* _Data entries for graphics_:
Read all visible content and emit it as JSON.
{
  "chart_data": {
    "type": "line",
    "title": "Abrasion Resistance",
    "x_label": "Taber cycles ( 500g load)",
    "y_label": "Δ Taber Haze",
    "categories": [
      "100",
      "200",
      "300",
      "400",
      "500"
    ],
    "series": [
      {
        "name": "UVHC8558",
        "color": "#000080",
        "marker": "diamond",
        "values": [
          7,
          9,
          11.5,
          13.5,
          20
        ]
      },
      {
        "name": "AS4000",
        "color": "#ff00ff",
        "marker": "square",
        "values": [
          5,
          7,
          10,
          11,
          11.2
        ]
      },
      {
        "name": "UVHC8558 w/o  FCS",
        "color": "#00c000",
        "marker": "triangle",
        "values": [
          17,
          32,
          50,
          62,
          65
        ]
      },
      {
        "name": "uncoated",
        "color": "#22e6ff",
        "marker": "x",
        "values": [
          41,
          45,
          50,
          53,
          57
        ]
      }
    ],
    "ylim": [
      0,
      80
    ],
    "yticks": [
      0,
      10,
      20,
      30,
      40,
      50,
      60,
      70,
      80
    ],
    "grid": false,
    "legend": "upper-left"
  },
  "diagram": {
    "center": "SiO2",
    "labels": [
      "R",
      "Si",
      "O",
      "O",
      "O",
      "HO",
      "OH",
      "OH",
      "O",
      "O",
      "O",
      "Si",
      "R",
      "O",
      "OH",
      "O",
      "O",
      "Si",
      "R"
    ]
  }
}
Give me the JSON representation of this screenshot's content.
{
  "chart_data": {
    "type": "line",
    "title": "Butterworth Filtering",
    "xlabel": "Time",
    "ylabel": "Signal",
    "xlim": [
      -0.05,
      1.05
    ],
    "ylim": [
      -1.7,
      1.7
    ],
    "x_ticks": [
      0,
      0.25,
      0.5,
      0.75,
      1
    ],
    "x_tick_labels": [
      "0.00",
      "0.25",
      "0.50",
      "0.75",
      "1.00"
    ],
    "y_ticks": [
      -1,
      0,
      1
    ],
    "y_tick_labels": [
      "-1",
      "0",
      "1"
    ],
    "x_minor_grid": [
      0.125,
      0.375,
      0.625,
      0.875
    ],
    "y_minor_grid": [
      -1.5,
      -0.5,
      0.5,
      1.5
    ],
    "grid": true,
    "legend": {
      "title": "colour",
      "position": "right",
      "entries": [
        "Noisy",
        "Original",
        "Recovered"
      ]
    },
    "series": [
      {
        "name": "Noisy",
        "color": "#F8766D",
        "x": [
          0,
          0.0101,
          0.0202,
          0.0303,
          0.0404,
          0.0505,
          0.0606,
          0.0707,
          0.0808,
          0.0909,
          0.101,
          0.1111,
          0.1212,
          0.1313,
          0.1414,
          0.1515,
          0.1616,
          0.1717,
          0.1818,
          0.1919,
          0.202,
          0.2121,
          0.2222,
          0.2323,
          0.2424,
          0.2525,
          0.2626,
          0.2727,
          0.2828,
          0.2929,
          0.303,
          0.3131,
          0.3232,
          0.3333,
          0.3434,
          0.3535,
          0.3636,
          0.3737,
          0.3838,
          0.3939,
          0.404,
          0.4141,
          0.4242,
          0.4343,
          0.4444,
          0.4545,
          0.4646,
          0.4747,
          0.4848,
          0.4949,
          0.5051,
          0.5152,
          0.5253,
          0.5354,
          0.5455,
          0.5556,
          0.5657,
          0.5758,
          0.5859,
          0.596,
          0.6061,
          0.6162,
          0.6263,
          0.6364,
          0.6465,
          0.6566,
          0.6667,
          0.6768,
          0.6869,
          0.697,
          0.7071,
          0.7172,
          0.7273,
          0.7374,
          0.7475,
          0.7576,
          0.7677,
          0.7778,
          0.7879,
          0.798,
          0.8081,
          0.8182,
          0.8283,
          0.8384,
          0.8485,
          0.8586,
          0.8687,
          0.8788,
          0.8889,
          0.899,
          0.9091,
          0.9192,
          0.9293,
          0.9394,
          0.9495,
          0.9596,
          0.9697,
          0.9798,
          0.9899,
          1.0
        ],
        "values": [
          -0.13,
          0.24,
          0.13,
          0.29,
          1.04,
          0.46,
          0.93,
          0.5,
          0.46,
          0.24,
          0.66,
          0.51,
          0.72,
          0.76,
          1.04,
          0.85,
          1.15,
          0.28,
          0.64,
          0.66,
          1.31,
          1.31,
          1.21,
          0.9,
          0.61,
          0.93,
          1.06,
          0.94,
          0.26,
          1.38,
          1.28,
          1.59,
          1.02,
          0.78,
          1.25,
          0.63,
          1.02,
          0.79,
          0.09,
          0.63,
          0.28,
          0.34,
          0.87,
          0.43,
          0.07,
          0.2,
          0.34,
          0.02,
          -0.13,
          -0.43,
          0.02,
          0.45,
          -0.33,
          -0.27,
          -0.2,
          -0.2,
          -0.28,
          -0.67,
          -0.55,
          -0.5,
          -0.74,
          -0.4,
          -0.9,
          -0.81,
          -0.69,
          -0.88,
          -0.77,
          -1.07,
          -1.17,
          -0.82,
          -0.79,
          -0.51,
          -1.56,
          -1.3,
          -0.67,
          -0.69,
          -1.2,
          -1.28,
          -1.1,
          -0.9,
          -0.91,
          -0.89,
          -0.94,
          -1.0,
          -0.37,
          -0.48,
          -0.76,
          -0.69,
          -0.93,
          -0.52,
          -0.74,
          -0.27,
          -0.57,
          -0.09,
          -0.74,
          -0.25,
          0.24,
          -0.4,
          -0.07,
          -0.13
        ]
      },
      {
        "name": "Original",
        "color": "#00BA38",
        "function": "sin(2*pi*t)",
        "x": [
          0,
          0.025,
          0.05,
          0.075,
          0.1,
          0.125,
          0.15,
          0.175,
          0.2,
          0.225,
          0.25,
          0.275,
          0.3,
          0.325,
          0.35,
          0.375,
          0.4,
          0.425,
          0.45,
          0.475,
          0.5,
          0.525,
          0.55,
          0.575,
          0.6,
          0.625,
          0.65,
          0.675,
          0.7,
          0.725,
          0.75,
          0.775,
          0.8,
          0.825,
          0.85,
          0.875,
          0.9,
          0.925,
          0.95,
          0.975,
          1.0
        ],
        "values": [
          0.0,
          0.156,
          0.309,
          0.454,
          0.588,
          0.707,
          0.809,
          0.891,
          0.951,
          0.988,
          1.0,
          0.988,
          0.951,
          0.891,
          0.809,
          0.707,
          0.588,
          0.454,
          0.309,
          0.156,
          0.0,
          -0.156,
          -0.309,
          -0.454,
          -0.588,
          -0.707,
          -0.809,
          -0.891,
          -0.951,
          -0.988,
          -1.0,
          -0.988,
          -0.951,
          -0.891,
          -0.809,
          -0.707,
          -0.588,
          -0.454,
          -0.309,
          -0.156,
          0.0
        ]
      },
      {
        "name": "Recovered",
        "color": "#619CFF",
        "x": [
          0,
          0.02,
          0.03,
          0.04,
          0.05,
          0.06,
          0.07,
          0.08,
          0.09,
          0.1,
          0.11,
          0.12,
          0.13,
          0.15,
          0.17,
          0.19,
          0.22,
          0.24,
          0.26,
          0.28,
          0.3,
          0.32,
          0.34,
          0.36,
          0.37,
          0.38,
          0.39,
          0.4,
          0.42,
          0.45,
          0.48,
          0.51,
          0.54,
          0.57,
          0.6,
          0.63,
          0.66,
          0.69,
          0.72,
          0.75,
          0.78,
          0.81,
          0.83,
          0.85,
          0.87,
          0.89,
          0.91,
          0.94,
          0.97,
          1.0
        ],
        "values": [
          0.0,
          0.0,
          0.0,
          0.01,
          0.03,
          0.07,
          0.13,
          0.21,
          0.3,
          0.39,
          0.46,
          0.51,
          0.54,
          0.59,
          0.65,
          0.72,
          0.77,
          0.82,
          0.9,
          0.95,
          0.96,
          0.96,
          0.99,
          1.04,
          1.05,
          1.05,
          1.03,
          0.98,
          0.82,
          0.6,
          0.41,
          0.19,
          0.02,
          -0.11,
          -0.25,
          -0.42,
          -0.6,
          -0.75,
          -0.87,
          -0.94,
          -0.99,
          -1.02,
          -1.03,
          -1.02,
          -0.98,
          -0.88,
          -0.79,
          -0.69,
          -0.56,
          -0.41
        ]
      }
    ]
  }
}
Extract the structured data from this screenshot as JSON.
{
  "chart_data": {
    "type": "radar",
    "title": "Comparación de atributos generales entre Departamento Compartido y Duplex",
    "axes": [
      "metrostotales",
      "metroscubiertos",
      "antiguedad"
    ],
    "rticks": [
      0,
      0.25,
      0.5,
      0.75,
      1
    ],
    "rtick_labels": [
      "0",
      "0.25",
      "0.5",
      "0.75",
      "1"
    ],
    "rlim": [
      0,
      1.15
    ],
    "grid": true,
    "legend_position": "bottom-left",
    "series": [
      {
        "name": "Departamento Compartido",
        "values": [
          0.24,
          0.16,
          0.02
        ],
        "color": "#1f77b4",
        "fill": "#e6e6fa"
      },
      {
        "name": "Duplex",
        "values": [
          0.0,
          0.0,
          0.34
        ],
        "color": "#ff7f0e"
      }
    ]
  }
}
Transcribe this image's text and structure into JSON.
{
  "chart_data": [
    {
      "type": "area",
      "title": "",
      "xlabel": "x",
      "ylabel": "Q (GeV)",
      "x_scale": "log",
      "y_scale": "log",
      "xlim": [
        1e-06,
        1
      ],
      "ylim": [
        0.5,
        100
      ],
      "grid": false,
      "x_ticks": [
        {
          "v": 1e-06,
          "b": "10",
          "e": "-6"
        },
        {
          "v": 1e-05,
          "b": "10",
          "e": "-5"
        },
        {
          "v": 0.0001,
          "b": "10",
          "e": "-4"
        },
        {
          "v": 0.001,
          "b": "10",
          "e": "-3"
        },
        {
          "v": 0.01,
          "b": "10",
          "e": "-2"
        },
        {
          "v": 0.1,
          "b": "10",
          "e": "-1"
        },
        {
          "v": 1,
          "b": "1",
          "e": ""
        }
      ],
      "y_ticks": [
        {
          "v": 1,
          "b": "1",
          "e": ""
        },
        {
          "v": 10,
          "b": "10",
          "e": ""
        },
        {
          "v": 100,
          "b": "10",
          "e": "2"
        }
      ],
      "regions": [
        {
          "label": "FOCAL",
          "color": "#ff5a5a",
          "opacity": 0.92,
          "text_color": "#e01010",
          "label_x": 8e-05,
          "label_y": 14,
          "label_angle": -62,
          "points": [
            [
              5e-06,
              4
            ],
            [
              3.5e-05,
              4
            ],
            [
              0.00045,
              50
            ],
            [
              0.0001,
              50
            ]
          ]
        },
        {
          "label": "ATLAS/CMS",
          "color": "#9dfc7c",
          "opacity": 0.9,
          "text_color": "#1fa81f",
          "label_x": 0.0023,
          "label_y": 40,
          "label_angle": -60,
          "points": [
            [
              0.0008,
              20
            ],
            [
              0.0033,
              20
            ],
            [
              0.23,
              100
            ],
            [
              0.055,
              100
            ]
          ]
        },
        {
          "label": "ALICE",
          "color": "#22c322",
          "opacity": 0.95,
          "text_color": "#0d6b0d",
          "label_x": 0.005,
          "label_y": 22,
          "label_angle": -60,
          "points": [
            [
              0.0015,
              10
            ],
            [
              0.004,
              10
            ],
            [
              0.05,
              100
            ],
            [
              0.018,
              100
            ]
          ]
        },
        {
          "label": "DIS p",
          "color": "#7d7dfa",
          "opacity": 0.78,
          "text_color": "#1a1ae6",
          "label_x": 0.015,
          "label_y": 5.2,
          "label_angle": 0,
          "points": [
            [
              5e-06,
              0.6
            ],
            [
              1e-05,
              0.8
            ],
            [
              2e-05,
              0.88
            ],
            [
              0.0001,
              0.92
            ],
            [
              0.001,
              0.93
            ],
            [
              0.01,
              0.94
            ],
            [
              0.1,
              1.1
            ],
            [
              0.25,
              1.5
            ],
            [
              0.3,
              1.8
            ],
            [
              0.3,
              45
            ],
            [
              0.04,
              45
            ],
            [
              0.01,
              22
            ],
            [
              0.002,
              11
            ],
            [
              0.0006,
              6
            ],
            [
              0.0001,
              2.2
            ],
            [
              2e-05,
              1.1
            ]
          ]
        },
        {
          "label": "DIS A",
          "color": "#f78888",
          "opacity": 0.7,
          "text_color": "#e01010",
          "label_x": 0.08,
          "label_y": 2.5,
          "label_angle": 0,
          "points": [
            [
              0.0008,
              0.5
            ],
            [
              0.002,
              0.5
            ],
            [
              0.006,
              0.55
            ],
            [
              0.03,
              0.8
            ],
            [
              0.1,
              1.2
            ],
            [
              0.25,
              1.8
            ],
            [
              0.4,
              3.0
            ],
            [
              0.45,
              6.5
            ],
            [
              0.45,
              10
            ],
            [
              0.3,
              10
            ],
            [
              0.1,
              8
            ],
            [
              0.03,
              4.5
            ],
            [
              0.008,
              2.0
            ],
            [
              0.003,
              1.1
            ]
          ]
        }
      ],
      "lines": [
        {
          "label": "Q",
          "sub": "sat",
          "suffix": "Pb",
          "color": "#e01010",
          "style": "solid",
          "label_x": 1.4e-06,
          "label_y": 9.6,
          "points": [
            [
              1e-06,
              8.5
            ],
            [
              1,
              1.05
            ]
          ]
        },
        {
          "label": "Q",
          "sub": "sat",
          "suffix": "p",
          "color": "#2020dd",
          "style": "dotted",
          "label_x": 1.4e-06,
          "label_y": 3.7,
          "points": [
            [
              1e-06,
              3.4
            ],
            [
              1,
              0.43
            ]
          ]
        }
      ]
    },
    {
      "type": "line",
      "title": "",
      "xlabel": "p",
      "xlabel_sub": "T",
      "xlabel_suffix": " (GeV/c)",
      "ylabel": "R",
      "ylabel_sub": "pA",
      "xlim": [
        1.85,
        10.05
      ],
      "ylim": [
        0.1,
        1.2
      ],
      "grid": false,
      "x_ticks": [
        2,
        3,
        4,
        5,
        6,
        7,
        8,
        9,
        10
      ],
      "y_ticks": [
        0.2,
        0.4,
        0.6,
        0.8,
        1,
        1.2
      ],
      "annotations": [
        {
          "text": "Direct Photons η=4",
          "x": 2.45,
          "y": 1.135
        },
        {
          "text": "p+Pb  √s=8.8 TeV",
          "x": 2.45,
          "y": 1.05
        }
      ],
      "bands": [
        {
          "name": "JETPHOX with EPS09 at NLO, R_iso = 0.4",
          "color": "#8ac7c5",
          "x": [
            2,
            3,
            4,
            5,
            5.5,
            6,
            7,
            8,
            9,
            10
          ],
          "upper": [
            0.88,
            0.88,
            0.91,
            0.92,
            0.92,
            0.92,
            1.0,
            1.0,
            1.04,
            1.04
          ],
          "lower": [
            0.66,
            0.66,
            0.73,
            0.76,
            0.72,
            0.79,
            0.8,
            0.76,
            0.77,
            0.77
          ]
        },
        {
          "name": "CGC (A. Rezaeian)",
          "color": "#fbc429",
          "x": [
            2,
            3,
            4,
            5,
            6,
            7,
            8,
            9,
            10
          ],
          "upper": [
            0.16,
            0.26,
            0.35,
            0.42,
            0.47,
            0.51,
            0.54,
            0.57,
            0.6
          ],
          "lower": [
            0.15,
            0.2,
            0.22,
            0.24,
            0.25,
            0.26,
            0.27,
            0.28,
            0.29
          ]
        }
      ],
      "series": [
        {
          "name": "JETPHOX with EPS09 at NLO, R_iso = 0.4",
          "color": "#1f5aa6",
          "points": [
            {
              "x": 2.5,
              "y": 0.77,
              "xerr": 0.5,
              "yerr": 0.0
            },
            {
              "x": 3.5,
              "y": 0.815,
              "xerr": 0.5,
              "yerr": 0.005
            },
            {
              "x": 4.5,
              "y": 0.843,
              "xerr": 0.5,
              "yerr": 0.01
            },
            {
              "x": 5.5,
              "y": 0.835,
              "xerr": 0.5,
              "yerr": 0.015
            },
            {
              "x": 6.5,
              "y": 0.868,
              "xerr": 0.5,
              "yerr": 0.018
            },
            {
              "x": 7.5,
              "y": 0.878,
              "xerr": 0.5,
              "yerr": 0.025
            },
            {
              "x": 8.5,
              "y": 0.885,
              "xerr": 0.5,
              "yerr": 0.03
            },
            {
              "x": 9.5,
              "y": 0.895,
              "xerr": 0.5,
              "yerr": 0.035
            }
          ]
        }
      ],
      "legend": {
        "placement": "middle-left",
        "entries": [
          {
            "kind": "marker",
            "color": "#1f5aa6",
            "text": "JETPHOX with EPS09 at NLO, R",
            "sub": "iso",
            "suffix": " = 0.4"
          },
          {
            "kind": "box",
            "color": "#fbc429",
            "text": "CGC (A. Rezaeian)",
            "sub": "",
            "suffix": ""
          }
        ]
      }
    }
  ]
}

* _Aim of the task_: Find the word "this" in the entries, and copy every line it shows up in.

* _Expected answer_:
Give me the JSON representation of this screenshot's content.
Extract the structured data from this screenshot as JSON.
Transcribe this image's text and structure into JSON.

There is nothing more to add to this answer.